§ **Required work**: Read the entries below and pull out each line with the string "Existing".

Some records:
== == ==
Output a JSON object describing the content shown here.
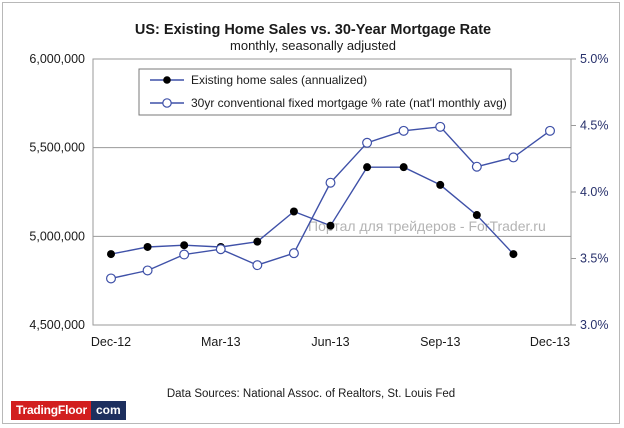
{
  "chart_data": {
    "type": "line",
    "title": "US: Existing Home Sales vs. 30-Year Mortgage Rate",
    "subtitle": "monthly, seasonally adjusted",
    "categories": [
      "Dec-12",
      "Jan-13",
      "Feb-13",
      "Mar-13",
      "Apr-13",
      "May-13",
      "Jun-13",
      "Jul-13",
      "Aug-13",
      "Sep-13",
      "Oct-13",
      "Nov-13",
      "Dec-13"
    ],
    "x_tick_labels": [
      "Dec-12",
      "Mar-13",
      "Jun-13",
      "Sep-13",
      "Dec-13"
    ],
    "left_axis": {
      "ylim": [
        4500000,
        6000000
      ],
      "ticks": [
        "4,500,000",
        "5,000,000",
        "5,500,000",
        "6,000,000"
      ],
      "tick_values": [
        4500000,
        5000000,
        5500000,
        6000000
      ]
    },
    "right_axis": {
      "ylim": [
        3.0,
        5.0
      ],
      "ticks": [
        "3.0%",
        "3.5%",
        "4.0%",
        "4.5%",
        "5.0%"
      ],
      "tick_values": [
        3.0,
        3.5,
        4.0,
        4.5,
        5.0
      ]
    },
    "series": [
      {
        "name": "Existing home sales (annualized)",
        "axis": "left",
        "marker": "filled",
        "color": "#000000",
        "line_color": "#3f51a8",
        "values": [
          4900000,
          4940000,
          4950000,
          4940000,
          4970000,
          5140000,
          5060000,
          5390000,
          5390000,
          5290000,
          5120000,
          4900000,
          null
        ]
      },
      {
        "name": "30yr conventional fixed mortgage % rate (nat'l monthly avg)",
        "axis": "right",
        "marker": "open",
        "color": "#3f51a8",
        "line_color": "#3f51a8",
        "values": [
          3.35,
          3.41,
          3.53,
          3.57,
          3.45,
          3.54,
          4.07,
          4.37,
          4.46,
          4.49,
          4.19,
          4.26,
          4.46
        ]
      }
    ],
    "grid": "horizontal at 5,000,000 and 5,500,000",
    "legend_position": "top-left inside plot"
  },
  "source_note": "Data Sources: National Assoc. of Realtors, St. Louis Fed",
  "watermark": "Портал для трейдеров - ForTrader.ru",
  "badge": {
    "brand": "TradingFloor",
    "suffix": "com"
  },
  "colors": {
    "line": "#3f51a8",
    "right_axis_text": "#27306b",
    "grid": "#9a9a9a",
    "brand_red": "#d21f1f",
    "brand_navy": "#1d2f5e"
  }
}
== == ==
§ **Final result**:
    "title": "US: Existing Home Sales vs. 30-Year Mortgage Rate",
        "name": "Existing home sales (annualized)",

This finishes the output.